[Direction]:
Could you copy out the listing below word for word, from the first line to the last?

---

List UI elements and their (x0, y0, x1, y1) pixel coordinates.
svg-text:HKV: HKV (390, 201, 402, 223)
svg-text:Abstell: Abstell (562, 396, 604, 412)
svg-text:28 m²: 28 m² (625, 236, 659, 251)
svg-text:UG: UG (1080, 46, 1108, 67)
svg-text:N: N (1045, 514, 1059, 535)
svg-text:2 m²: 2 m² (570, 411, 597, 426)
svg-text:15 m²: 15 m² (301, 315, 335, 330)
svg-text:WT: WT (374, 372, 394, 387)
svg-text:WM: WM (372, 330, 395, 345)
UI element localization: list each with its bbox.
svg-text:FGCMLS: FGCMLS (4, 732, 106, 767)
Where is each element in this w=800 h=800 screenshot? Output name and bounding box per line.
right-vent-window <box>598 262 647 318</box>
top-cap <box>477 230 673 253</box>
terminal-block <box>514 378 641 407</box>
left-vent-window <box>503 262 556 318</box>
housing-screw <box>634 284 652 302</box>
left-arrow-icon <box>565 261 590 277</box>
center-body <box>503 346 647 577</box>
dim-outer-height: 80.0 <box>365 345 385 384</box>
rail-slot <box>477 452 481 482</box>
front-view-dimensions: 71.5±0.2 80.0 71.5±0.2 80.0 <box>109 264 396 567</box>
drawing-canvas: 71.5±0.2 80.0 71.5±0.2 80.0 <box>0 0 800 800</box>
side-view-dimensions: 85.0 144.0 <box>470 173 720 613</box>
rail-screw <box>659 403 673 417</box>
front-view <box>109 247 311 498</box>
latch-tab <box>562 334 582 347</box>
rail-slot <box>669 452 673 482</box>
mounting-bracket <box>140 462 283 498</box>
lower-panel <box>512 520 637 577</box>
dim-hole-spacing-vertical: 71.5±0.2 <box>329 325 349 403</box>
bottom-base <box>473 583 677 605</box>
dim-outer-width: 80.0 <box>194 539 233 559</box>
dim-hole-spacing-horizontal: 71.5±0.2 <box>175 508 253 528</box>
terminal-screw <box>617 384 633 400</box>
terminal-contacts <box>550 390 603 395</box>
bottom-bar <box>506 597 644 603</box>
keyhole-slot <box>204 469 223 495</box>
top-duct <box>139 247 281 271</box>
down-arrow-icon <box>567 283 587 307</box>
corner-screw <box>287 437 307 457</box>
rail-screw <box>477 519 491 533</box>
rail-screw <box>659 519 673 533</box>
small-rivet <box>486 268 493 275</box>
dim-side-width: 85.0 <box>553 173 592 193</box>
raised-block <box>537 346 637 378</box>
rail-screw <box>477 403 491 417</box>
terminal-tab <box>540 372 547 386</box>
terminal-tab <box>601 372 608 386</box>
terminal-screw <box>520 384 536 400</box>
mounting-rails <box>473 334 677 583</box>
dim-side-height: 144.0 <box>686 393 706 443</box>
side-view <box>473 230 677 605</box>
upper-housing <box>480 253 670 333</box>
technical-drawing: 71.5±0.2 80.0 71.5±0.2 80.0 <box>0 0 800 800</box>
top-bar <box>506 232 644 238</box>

---

[Output for this task]:
List UI elements and their (x0, y0, x1, y1) pixel coordinates.
svg-text:HKV: HKV (390, 201, 402, 223)
svg-text:Abstell: Abstell (562, 396, 604, 412)
svg-text:28 m²: 28 m² (625, 236, 659, 251)
svg-text:UG: UG (1080, 46, 1108, 67)
svg-text:N: N (1045, 514, 1059, 535)
svg-text:2 m²: 2 m² (570, 411, 597, 426)
svg-text:15 m²: 15 m² (301, 315, 335, 330)
svg-text:WT: WT (374, 372, 394, 387)
svg-text:WM: WM (372, 330, 395, 345)
UI element localization: list each with its bbox.
svg-text:FGCMLS: FGCMLS (4, 732, 106, 767)
Where is each element in this w=800 h=800 screenshot? Output name and bounding box per line.
right-vent-window <box>598 262 647 318</box>
top-cap <box>477 230 673 253</box>
terminal-block <box>514 378 641 407</box>
left-vent-window <box>503 262 556 318</box>
housing-screw <box>634 284 652 302</box>
left-arrow-icon <box>565 261 590 277</box>
center-body <box>503 346 647 577</box>
dim-outer-height: 80.0 <box>365 345 385 384</box>
rail-slot <box>477 452 481 482</box>
front-view-dimensions: 71.5±0.2 80.0 71.5±0.2 80.0 <box>109 264 396 567</box>
drawing-canvas: 71.5±0.2 80.0 71.5±0.2 80.0 <box>0 0 800 800</box>
side-view-dimensions: 85.0 144.0 <box>470 173 720 613</box>
rail-screw <box>659 403 673 417</box>
front-view <box>109 247 311 498</box>
latch-tab <box>562 334 582 347</box>
rail-slot <box>669 452 673 482</box>
mounting-bracket <box>140 462 283 498</box>
lower-panel <box>512 520 637 577</box>
dim-hole-spacing-vertical: 71.5±0.2 <box>329 325 349 403</box>
bottom-base <box>473 583 677 605</box>
dim-outer-width: 80.0 <box>194 539 233 559</box>
dim-hole-spacing-horizontal: 71.5±0.2 <box>175 508 253 528</box>
terminal-screw <box>617 384 633 400</box>
terminal-contacts <box>550 390 603 395</box>
bottom-bar <box>506 597 644 603</box>
keyhole-slot <box>204 469 223 495</box>
top-duct <box>139 247 281 271</box>
down-arrow-icon <box>567 283 587 307</box>
corner-screw <box>287 437 307 457</box>
rail-screw <box>477 519 491 533</box>
rail-screw <box>659 519 673 533</box>
small-rivet <box>486 268 493 275</box>
dim-side-width: 85.0 <box>553 173 592 193</box>
raised-block <box>537 346 637 378</box>
rail-screw <box>477 403 491 417</box>
terminal-tab <box>540 372 547 386</box>
terminal-tab <box>601 372 608 386</box>
terminal-screw <box>520 384 536 400</box>
mounting-rails <box>473 334 677 583</box>
dim-side-height: 144.0 <box>686 393 706 443</box>
side-view <box>473 230 677 605</box>
upper-housing <box>480 253 670 333</box>
technical-drawing: 71.5±0.2 80.0 71.5±0.2 80.0 <box>0 0 800 800</box>
top-bar <box>506 232 644 238</box>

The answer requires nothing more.